─── Given text ───
Tuesday, December 28, 2010

30 day Cleanse

I cried tonight at a very unexpected moment. It brought back flash backs and feelings of the past and I realized that I am more broken than I thought. I have come to many realizations in the last couple of days. This is the most shocking of all I think.

I am broken sexually. I don't think I can have sex with another human being until I fix this part of me that is broken. I am scarred deep from this traumatic occurrence in my life. Sex is now an emotional thing. As much as my head wants to tell my heart and my tear ducts that sex is a wonderful, uplifting, awakening experience, my heart is cracked. It is beaten and bruised and I have to repair it before it can go on loving in any way again.

It hit me tonight. I can cry. I can miss the past. But that doesn't change the way that I feel, the pain I experienced during the past 6-8 months. That pain runs so deeply through me that it consumes me. I just have to let it consume me for a while.

I'm not talking about the painful break up. Rather, the neglect and rejection my heart and head endured during the relationship. It is hard to put into words correctly. The relationship started breaking my heart a long time ago. I am such a passionate person that I feel everything so much more deeply than most. I feel love and pain much more significantly. I am a torn soul and I have to mend myself.
─── Data shown ───
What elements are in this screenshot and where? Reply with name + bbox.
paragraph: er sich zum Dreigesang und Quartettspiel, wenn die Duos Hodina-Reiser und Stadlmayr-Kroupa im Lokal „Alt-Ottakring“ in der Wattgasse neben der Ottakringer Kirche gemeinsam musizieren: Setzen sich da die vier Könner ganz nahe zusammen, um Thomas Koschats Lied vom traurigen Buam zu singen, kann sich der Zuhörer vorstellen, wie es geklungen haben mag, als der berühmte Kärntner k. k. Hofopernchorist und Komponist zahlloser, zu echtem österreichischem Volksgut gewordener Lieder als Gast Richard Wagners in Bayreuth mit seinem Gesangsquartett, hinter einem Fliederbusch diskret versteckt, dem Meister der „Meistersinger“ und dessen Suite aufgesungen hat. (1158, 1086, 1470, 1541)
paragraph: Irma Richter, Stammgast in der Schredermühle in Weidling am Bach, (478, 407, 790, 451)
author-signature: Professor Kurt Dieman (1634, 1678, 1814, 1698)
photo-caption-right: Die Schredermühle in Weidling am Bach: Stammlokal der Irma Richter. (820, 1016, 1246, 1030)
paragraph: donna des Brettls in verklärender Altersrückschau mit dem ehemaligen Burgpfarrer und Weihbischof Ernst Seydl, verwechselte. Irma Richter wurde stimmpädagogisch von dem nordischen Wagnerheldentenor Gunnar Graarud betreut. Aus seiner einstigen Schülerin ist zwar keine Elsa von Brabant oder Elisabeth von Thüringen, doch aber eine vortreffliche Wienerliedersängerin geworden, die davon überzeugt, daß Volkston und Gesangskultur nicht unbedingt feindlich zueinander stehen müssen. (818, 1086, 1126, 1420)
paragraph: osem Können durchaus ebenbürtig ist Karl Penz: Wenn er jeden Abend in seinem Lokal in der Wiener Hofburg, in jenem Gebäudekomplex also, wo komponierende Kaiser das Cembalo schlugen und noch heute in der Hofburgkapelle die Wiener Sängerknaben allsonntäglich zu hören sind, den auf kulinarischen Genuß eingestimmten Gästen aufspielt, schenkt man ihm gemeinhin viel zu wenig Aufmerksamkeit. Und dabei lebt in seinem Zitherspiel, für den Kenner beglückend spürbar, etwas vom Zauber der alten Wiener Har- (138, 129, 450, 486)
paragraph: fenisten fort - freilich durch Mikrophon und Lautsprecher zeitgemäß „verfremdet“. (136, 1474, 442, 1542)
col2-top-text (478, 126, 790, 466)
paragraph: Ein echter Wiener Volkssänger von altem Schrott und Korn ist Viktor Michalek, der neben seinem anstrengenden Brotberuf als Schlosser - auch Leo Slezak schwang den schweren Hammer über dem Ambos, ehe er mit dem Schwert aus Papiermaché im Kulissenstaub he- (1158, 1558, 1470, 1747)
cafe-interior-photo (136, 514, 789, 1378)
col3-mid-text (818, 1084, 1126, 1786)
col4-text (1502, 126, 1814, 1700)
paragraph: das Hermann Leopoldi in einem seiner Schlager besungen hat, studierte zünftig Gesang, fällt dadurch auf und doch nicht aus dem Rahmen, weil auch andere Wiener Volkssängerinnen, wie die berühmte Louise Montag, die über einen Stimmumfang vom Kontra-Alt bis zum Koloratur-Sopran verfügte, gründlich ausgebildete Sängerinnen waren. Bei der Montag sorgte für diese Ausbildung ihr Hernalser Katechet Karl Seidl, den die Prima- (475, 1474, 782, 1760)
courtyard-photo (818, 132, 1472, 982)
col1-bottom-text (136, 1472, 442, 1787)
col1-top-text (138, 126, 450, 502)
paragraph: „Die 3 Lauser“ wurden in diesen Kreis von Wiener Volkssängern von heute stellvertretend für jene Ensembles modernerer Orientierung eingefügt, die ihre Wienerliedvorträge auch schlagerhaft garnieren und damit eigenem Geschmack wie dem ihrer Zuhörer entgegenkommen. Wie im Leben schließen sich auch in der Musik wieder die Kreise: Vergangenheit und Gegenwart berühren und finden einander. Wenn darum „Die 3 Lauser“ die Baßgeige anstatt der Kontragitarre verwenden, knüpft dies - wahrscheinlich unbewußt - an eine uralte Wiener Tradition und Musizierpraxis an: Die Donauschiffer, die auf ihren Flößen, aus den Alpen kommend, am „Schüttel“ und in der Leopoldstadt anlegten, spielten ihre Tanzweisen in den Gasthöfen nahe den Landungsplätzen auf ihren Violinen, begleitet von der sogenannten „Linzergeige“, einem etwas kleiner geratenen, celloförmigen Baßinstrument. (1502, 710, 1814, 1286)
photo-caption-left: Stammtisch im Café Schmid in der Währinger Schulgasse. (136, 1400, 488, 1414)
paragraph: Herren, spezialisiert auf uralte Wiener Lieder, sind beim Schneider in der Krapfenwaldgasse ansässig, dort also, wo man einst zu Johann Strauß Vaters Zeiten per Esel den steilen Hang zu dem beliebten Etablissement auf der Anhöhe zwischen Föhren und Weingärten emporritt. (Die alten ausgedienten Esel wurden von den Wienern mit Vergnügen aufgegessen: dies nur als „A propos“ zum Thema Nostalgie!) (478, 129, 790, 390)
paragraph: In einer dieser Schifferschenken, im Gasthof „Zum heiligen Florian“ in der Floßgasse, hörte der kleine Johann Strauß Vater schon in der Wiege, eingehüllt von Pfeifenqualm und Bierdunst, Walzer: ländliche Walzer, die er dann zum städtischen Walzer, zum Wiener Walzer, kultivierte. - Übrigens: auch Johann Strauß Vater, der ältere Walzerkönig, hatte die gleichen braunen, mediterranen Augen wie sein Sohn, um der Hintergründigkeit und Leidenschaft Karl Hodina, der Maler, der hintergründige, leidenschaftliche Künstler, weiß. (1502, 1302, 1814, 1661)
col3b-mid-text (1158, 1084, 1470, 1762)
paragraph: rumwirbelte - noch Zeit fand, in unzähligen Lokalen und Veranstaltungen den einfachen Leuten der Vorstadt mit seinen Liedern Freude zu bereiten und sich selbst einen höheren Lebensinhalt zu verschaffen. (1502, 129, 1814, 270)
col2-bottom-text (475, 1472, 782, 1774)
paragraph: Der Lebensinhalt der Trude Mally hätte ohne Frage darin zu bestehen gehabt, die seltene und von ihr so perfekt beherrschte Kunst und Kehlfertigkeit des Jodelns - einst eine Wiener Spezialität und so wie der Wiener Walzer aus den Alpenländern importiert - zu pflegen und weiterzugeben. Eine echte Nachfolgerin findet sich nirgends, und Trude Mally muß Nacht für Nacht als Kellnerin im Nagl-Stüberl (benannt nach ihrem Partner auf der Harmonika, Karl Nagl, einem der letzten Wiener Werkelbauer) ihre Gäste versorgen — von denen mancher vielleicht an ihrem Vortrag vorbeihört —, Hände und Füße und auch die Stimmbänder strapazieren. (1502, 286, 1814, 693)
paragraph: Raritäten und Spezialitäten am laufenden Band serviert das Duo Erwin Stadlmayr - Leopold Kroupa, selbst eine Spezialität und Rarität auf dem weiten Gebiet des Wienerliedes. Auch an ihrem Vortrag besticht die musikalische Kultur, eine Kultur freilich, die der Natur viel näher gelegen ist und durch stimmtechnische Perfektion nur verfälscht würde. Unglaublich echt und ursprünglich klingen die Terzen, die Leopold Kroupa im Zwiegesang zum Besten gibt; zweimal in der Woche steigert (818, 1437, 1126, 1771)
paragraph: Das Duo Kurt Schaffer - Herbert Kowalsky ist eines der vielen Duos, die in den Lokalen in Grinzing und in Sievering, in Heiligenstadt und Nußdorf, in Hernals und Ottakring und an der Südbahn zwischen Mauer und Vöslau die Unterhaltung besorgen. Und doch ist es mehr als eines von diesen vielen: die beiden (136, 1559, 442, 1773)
───
▶ [What you should do]
Carry on the blog post titled "30 day Cleanse" about healing after a painful relationship, starting right after its last sentence.

▶ [Output below]
I am going to go on a 30 day cleanse. I am going to detox my system of all the pain and harm I've caused it over the course of the last year and a half. I am going to break down sexual and emotional barriers I didn't even realize were there until tonight. For the next 30 days, I will not have sex of any kind, with anyone, including myself. For the next 30 days, I will eat only pure foods and cleanse my physical self as well. I will cry when I want to cry, no matter where I am. Because I am learning that tears are the bodies way of getting out the toxic emotions inside you. I will meditate. Take long hot baths, listen to new music that pulls on my heartstrings. I will live loudly and not apologize for myself. I will move on.

This is not about anyone feeling bad for me, or pitying me. This is about me. Getting to a place where I can have sexually awakening experiences, pure pleasure. Where there are no road or mental blocks.

This is going to be so hard. But nothing easy is ever worth it.